» **Task goal**
The records that follow must be reproduced in full, exactly as written.
-*-*-
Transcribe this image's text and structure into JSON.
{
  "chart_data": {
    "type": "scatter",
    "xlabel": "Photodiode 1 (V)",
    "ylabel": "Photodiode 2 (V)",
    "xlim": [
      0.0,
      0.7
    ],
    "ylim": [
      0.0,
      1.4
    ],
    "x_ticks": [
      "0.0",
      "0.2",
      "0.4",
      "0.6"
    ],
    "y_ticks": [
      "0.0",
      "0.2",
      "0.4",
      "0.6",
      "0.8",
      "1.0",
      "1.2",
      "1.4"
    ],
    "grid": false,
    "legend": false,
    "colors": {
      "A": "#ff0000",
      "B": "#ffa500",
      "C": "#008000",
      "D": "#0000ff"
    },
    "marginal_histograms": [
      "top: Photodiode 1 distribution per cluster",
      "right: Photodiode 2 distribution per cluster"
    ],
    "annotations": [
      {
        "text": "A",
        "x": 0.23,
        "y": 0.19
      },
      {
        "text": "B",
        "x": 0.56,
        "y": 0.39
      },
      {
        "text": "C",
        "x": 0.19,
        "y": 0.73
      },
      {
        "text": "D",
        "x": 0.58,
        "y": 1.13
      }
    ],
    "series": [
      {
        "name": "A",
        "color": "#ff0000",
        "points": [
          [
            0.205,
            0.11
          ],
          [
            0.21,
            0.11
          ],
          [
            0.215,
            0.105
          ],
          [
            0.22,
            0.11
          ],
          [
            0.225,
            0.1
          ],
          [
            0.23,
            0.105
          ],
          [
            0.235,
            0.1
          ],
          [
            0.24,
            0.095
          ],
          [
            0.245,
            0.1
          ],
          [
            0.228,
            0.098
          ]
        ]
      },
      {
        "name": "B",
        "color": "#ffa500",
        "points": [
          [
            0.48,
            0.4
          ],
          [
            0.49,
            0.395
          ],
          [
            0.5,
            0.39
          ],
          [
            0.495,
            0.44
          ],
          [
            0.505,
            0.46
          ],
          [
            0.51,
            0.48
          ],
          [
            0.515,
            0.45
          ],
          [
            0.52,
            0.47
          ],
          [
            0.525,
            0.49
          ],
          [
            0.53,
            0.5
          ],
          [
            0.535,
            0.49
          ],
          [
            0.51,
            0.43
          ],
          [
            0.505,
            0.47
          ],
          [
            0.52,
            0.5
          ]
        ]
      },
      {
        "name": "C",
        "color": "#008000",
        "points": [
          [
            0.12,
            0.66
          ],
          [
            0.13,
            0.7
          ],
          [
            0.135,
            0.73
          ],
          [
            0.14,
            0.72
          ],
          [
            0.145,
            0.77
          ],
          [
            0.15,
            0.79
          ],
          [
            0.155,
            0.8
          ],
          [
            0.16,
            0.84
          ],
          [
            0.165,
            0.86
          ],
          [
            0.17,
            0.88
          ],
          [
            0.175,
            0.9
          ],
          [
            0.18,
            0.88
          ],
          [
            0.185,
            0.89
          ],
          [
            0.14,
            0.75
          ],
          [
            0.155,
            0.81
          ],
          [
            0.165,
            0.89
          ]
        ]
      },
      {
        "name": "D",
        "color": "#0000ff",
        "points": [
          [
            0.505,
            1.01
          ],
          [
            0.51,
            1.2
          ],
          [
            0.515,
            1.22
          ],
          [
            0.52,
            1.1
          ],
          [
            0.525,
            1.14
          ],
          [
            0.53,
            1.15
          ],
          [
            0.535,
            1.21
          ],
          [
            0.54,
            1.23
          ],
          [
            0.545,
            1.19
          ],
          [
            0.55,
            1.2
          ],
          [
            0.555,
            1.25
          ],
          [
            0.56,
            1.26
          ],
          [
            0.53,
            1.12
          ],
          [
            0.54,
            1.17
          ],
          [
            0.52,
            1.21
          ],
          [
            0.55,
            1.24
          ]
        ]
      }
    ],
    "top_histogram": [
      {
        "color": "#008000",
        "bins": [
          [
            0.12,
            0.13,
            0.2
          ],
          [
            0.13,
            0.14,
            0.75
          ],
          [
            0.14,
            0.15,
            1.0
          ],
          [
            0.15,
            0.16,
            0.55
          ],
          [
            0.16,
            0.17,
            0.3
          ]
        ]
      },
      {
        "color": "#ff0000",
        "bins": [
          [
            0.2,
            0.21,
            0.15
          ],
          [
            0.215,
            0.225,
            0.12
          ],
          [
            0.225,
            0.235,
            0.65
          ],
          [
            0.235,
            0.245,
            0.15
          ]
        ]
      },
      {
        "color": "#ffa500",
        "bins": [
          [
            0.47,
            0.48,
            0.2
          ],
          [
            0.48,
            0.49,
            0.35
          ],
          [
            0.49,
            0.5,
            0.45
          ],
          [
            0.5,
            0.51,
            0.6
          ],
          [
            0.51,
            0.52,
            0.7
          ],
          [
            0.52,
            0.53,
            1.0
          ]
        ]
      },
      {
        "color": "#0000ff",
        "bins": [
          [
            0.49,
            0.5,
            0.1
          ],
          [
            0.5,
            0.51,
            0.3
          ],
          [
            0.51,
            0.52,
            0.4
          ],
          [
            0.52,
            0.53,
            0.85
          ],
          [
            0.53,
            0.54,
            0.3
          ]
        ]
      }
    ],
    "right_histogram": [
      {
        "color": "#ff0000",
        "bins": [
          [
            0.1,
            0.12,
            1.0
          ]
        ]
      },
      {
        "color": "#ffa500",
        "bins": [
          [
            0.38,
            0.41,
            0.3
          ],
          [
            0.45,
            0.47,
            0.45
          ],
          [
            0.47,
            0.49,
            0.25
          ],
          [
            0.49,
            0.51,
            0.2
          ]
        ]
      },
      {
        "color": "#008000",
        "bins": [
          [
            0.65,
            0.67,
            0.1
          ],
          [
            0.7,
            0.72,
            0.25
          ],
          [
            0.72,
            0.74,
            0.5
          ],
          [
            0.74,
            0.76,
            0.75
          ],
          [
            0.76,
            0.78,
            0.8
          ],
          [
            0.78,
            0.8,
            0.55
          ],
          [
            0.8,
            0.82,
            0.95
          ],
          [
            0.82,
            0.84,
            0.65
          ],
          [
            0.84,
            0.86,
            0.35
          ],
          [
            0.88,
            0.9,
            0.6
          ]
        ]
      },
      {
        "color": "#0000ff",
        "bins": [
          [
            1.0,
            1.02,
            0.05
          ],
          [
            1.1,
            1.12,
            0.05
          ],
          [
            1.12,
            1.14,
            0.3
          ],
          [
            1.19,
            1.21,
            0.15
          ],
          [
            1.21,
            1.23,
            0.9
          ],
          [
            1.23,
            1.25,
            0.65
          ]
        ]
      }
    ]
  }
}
-*-*-
» **Response to this task**
Transcribe this image's text and structure into JSON.
{
  "chart_data": {
    "type": "scatter",
    "xlabel": "Photodiode 1 (V)",
    "ylabel": "Photodiode 2 (V)",
    "xlim": [
      0.0,
      0.7
    ],
    "ylim": [
      0.0,
      1.4
    ],
    "x_ticks": [
      "0.0",
      "0.2",
      "0.4",
      "0.6"
    ],
    "y_ticks": [
      "0.0",
      "0.2",
      "0.4",
      "0.6",
      "0.8",
      "1.0",
      "1.2",
      "1.4"
    ],
    "grid": false,
    "legend": false,
    "colors": {
      "A": "#ff0000",
      "B": "#ffa500",
      "C": "#008000",
      "D": "#0000ff"
    },
    "marginal_histograms": [
      "top: Photodiode 1 distribution per cluster",
      "right: Photodiode 2 distribution per cluster"
    ],
    "annotations": [
      {
        "text": "A",
        "x": 0.23,
        "y": 0.19
      },
      {
        "text": "B",
        "x": 0.56,
        "y": 0.39
      },
      {
        "text": "C",
        "x": 0.19,
        "y": 0.73
      },
      {
        "text": "D",
        "x": 0.58,
        "y": 1.13
      }
    ],
    "series": [
      {
        "name": "A",
        "color": "#ff0000",
        "points": [
          [
            0.205,
            0.11
          ],
          [
            0.21,
            0.11
          ],
          [
            0.215,
            0.105
          ],
          [
            0.22,
            0.11
          ],
          [
            0.225,
            0.1
          ],
          [
            0.23,
            0.105
          ],
          [
            0.235,
            0.1
          ],
          [
            0.24,
            0.095
          ],
          [
            0.245,
            0.1
          ],
          [
            0.228,
            0.098
          ]
        ]
      },
      {
        "name": "B",
        "color": "#ffa500",
        "points": [
          [
            0.48,
            0.4
          ],
          [
            0.49,
            0.395
          ],
          [
            0.5,
            0.39
          ],
          [
            0.495,
            0.44
          ],
          [
            0.505,
            0.46
          ],
          [
            0.51,
            0.48
          ],
          [
            0.515,
            0.45
          ],
          [
            0.52,
            0.47
          ],
          [
            0.525,
            0.49
          ],
          [
            0.53,
            0.5
          ],
          [
            0.535,
            0.49
          ],
          [
            0.51,
            0.43
          ],
          [
            0.505,
            0.47
          ],
          [
            0.52,
            0.5
          ]
        ]
      },
      {
        "name": "C",
        "color": "#008000",
        "points": [
          [
            0.12,
            0.66
          ],
          [
            0.13,
            0.7
          ],
          [
            0.135,
            0.73
          ],
          [
            0.14,
            0.72
          ],
          [
            0.145,
            0.77
          ],
          [
            0.15,
            0.79
          ],
          [
            0.155,
            0.8
          ],
          [
            0.16,
            0.84
          ],
          [
            0.165,
            0.86
          ],
          [
            0.17,
            0.88
          ],
          [
            0.175,
            0.9
          ],
          [
            0.18,
            0.88
          ],
          [
            0.185,
            0.89
          ],
          [
            0.14,
            0.75
          ],
          [
            0.155,
            0.81
          ],
          [
            0.165,
            0.89
          ]
        ]
      },
      {
        "name": "D",
        "color": "#0000ff",
        "points": [
          [
            0.505,
            1.01
          ],
          [
            0.51,
            1.2
          ],
          [
            0.515,
            1.22
          ],
          [
            0.52,
            1.1
          ],
          [
            0.525,
            1.14
          ],
          [
            0.53,
            1.15
          ],
          [
            0.535,
            1.21
          ],
          [
            0.54,
            1.23
          ],
          [
            0.545,
            1.19
          ],
          [
            0.55,
            1.2
          ],
          [
            0.555,
            1.25
          ],
          [
            0.56,
            1.26
          ],
          [
            0.53,
            1.12
          ],
          [
            0.54,
            1.17
          ],
          [
            0.52,
            1.21
          ],
          [
            0.55,
            1.24
          ]
        ]
      }
    ],
    "top_histogram": [
      {
        "color": "#008000",
        "bins": [
          [
            0.12,
            0.13,
            0.2
          ],
          [
            0.13,
            0.14,
            0.75
          ],
          [
            0.14,
            0.15,
            1.0
          ],
          [
            0.15,
            0.16,
            0.55
          ],
          [
            0.16,
            0.17,
            0.3
          ]
        ]
      },
      {
        "color": "#ff0000",
        "bins": [
          [
            0.2,
            0.21,
            0.15
          ],
          [
            0.215,
            0.225,
            0.12
          ],
          [
            0.225,
            0.235,
            0.65
          ],
          [
            0.235,
            0.245,
            0.15
          ]
        ]
      },
      {
        "color": "#ffa500",
        "bins": [
          [
            0.47,
            0.48,
            0.2
          ],
          [
            0.48,
            0.49,
            0.35
          ],
          [
            0.49,
            0.5,
            0.45
          ],
          [
            0.5,
            0.51,
            0.6
          ],
          [
            0.51,
            0.52,
            0.7
          ],
          [
            0.52,
            0.53,
            1.0
          ]
        ]
      },
      {
        "color": "#0000ff",
        "bins": [
          [
            0.49,
            0.5,
            0.1
          ],
          [
            0.5,
            0.51,
            0.3
          ],
          [
            0.51,
            0.52,
            0.4
          ],
          [
            0.52,
            0.53,
            0.85
          ],
          [
            0.53,
            0.54,
            0.3
          ]
        ]
      }
    ],
    "right_histogram": [
      {
        "color": "#ff0000",
        "bins": [
          [
            0.1,
            0.12,
            1.0
          ]
        ]
      },
      {
        "color": "#ffa500",
        "bins": [
          [
            0.38,
            0.41,
            0.3
          ],
          [
            0.45,
            0.47,
            0.45
          ],
          [
            0.47,
            0.49,
            0.25
          ],
          [
            0.49,
            0.51,
            0.2
          ]
        ]
      },
      {
        "color": "#008000",
        "bins": [
          [
            0.65,
            0.67,
            0.1
          ],
          [
            0.7,
            0.72,
            0.25
          ],
          [
            0.72,
            0.74,
            0.5
          ],
          [
            0.74,
            0.76,
            0.75
          ],
          [
            0.76,
            0.78,
            0.8
          ],
          [
            0.78,
            0.8,
            0.55
          ],
          [
            0.8,
            0.82,
            0.95
          ],
          [
            0.82,
            0.84,
            0.65
          ],
          [
            0.84,
            0.86,
            0.35
          ],
          [
            0.88,
            0.9,
            0.6
          ]
        ]
      },
      {
        "color": "#0000ff",
        "bins": [
          [
            1.0,
            1.02,
            0.05
          ],
          [
            1.1,
            1.12,
            0.05
          ],
          [
            1.12,
            1.14,
            0.3
          ],
          [
            1.19,
            1.21,
            0.15
          ],
          [
            1.21,
            1.23,
            0.9
          ],
          [
            1.23,
            1.25,
            0.65
          ]
        ]
      }
    ]
  }
}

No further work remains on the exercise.